** Items from a figure collection **
★ ★ ★ ★

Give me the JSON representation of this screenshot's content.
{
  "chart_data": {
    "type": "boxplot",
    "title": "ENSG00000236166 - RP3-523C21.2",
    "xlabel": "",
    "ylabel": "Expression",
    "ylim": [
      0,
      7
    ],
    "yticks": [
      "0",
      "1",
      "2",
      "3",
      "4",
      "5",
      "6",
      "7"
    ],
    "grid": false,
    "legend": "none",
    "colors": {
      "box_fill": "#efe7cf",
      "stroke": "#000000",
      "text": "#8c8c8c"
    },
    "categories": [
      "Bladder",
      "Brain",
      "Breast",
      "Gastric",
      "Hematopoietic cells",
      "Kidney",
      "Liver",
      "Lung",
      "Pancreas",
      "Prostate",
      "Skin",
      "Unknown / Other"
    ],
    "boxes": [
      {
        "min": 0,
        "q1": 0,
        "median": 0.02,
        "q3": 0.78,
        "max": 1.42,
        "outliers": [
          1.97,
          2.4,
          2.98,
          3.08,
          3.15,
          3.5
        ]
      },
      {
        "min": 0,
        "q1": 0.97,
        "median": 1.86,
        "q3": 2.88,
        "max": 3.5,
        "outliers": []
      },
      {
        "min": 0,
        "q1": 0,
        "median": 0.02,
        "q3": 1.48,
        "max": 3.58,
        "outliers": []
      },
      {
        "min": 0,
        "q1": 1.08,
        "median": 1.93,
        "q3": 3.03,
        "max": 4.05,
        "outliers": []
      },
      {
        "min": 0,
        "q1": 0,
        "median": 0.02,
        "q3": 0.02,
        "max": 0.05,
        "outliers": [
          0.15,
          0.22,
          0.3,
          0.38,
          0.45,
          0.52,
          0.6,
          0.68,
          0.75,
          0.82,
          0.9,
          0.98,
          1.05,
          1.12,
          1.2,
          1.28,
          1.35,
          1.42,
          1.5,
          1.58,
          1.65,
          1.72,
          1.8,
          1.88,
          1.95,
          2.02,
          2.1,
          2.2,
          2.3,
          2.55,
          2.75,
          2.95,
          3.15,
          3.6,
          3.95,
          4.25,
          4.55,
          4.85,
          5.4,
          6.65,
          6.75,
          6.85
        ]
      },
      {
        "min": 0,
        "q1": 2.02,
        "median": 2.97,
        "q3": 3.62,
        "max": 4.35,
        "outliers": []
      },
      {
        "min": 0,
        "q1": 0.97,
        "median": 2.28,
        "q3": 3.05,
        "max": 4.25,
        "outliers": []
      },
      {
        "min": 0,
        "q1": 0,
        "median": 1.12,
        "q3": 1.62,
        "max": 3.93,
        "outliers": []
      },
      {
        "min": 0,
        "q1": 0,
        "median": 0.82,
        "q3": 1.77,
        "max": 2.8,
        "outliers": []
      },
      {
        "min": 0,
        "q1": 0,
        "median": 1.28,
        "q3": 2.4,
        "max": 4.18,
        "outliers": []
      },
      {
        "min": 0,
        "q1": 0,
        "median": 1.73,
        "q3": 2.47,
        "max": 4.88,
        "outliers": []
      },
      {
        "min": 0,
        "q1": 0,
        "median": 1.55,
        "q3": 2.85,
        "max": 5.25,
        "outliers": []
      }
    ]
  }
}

★ ★ ★ ★

** EXERCISE OBJECTIVE **
What lines above contain the string "median"? Copy all of them.

** ANSWER TO THE EXERCISE **
        "median": 0.02,
        "median": 1.86,
        "median": 0.02,
        "median": 1.93,
        "median": 0.02,
        "median": 2.97,
        "median": 2.28,
        "median": 1.12,
        "median": 0.82,
        "median": 1.28,
        "median": 1.73,
        "median": 1.55,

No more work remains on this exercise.